INSTRUCTIONS TO FOLLOW =>
Repeat the lines word for word, starting with the line containing "x-tick-label: 4 xyxy=(271,715,279,732)" and ending with the line containing "legend-item: 10#-HS3-DN40-F03 xyxy=(1008,129,1147,143)", both included.

DATA SHOWN =>
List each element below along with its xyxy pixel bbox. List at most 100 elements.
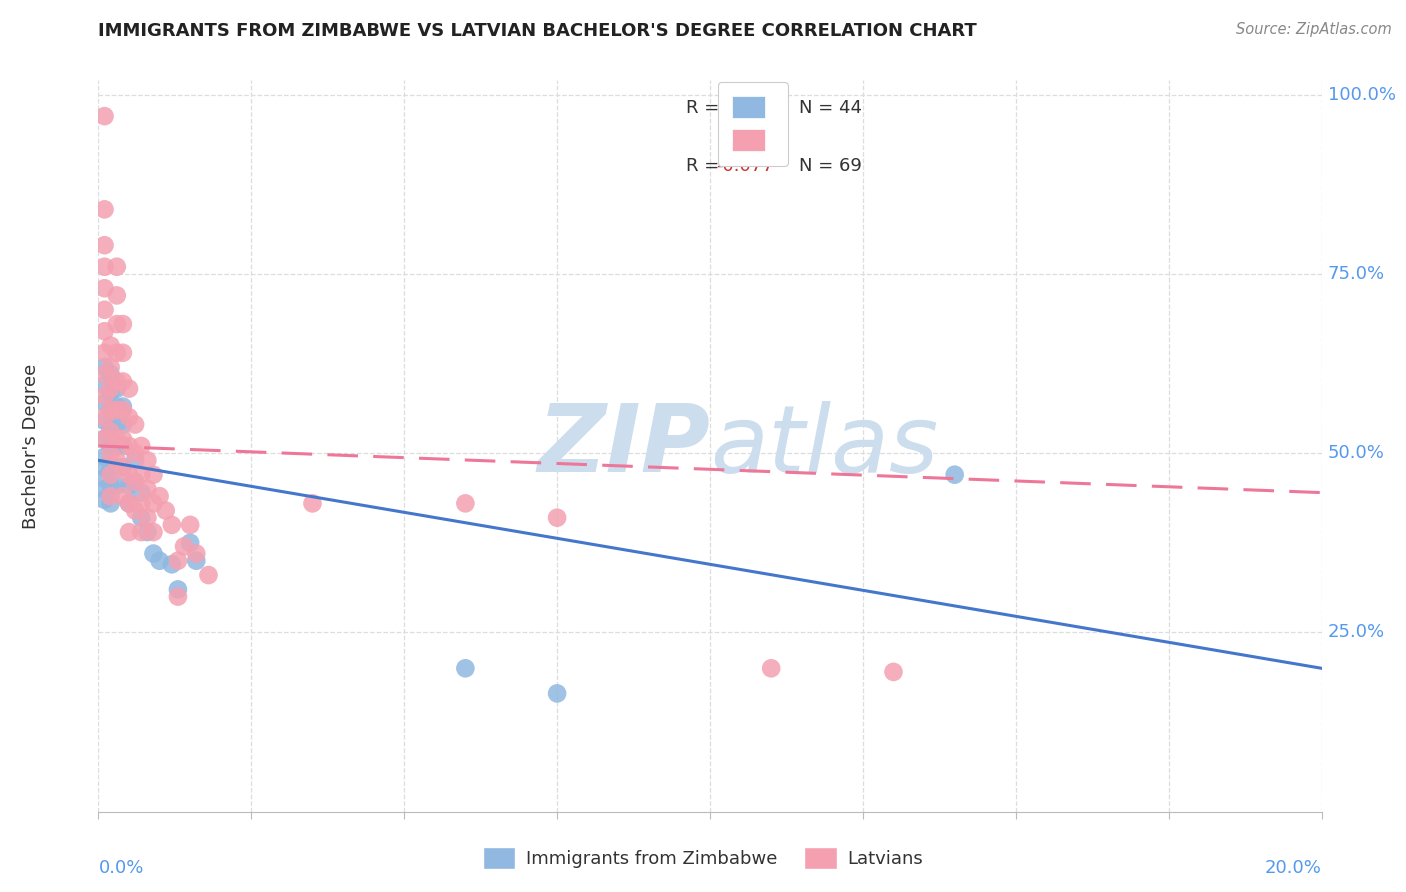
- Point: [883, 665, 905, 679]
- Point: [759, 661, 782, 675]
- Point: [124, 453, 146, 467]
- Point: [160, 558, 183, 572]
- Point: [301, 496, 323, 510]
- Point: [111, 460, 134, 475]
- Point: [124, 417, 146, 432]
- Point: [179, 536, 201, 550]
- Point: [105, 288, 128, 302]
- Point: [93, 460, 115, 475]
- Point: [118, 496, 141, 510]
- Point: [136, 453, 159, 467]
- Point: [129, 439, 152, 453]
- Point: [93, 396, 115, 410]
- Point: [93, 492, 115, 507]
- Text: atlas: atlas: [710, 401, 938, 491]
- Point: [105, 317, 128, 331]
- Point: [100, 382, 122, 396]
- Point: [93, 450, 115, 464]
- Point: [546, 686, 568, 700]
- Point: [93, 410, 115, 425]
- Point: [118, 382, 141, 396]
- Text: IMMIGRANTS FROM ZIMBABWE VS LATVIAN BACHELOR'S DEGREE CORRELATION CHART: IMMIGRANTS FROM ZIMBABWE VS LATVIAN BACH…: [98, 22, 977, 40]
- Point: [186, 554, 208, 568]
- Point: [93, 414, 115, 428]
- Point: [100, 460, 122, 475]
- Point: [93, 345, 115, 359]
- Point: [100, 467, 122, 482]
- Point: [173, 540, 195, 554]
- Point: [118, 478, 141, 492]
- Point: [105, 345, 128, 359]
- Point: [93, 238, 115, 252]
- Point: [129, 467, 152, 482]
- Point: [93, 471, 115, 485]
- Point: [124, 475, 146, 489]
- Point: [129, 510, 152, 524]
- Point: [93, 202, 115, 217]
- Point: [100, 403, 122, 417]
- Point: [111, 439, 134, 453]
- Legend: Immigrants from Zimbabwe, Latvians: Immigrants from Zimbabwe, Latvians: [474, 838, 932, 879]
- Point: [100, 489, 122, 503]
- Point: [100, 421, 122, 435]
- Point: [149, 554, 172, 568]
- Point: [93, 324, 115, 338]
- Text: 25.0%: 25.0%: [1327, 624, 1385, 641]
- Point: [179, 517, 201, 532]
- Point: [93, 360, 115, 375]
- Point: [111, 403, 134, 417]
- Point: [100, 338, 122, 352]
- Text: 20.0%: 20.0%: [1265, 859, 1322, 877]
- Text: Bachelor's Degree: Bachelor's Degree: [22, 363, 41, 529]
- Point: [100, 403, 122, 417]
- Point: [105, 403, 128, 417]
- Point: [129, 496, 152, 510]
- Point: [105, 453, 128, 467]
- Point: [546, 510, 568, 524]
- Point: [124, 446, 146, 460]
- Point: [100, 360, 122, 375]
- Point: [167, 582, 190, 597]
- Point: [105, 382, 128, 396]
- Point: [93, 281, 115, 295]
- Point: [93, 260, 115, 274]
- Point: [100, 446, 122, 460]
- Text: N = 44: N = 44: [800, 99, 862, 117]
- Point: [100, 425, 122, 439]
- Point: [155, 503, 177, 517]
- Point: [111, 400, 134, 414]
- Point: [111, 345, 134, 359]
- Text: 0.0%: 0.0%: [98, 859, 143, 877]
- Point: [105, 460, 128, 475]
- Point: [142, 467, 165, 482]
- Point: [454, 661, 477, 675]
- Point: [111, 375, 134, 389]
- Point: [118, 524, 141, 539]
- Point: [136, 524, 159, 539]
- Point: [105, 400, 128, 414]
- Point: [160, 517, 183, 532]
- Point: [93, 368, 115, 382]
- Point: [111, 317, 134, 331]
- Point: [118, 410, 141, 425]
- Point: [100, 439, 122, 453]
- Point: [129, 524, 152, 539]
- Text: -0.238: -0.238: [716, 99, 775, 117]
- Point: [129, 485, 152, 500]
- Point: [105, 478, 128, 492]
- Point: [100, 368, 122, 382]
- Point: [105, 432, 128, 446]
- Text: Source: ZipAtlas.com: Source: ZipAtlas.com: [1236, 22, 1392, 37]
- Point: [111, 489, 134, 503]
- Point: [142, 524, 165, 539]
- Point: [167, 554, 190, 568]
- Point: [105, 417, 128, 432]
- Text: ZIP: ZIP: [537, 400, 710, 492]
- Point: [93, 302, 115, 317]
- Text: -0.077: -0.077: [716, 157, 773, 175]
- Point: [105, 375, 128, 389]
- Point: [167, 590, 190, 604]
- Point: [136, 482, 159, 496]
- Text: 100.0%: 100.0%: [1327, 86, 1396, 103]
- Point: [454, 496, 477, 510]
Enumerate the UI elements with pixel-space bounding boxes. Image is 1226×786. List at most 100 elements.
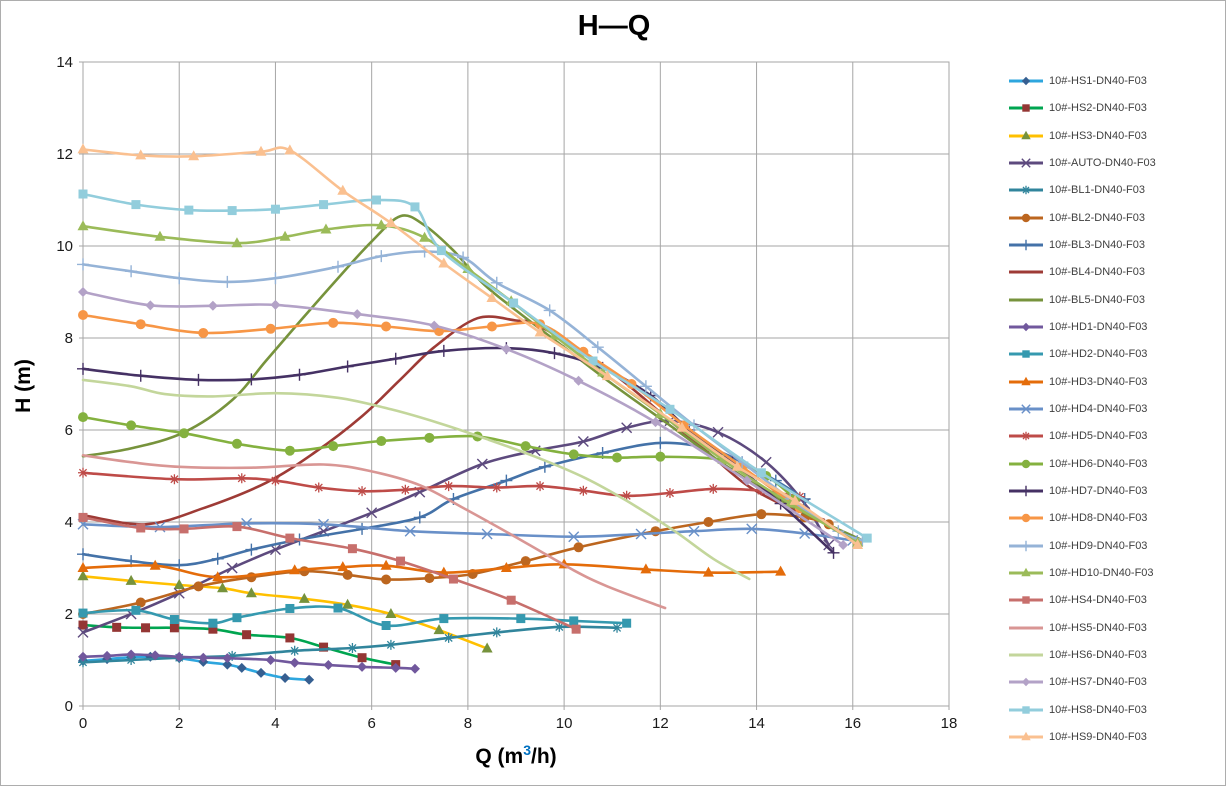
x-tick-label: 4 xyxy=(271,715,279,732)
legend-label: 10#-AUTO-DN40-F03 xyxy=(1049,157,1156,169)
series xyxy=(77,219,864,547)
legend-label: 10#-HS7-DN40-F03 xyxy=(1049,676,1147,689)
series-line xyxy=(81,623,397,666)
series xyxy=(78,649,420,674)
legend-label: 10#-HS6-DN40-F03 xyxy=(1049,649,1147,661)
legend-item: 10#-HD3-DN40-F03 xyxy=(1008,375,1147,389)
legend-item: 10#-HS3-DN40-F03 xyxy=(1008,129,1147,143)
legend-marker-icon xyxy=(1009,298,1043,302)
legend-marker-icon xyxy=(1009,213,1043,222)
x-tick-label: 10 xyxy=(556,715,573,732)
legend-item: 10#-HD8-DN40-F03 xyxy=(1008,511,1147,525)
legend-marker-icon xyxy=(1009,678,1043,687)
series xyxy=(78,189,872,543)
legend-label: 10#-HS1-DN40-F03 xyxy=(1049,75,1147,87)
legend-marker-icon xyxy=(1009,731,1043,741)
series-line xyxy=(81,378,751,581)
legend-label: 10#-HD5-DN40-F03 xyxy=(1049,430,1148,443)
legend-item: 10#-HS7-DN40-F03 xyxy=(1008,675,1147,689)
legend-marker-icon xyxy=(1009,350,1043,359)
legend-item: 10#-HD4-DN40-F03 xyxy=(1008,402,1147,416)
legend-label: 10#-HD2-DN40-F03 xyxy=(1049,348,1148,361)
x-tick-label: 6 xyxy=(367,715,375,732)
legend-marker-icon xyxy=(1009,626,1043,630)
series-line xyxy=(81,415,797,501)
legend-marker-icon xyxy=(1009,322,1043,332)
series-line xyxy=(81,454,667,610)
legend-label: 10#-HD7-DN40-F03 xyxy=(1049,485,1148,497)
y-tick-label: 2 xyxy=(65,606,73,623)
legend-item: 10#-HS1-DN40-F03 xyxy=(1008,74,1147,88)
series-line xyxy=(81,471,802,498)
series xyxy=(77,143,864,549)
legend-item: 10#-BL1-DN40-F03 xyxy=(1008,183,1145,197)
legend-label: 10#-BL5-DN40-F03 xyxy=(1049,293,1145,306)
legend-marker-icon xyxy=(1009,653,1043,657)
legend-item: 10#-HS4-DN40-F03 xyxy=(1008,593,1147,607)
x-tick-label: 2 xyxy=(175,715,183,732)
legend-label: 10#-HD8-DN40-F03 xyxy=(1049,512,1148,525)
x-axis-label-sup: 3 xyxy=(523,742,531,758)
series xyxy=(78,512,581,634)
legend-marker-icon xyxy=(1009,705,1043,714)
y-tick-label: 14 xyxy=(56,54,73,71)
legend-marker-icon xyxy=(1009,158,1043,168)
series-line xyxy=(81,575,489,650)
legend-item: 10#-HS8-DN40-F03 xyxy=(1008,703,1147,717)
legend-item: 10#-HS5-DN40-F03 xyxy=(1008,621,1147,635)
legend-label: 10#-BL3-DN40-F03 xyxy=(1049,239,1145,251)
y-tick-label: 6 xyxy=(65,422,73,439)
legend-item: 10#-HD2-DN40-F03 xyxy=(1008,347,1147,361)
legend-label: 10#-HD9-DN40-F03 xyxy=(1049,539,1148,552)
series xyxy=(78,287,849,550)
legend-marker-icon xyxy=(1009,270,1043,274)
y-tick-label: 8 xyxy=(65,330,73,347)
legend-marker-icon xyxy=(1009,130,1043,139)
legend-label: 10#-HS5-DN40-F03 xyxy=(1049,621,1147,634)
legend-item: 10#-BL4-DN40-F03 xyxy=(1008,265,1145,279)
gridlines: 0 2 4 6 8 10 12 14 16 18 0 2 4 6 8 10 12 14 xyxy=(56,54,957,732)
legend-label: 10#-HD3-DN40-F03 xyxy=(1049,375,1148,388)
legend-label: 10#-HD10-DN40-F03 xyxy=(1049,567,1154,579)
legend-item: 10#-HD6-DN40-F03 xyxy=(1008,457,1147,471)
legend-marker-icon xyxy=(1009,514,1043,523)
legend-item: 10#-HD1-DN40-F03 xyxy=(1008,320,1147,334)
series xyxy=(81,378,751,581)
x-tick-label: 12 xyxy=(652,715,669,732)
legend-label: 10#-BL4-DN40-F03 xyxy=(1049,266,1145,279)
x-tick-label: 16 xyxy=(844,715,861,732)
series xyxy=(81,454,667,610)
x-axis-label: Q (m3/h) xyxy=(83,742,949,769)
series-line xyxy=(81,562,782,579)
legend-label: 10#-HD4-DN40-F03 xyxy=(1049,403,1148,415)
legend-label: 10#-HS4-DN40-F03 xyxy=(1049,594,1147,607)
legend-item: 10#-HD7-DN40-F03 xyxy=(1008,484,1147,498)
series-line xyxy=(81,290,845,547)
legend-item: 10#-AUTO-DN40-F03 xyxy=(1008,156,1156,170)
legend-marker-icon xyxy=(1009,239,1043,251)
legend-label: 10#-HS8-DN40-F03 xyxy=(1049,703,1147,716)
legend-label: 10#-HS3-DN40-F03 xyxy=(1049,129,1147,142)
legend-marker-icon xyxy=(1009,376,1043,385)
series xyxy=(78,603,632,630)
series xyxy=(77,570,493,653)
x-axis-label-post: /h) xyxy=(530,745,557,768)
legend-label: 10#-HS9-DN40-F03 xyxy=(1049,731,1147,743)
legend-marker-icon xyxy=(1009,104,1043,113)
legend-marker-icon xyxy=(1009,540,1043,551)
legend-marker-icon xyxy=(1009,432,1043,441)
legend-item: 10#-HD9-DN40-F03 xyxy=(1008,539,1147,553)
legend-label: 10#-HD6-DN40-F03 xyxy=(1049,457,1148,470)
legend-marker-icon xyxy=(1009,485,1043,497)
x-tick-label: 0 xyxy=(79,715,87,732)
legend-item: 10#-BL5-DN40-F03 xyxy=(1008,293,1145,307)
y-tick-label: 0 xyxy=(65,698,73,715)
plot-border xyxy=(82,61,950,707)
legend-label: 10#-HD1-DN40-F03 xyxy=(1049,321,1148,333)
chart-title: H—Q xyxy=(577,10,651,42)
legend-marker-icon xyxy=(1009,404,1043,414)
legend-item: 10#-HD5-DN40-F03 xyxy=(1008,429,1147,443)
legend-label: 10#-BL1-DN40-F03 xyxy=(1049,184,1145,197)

ANSWER TO THIS EXERCISE =>
x-tick-label: 4 xyxy=(271,715,279,732)
legend-label: 10#-AUTO-DN40-F03 xyxy=(1049,157,1156,169)
series xyxy=(77,219,864,547)
legend-label: 10#-HS7-DN40-F03 xyxy=(1049,676,1147,689)
series-line xyxy=(81,623,397,666)
series xyxy=(78,649,420,674)
legend-label: 10#-HS6-DN40-F03 xyxy=(1049,649,1147,661)
legend-item: 10#-HD3-DN40-F03 xyxy=(1008,375,1147,389)
legend-item: 10#-HS3-DN40-F03 xyxy=(1008,129,1147,143)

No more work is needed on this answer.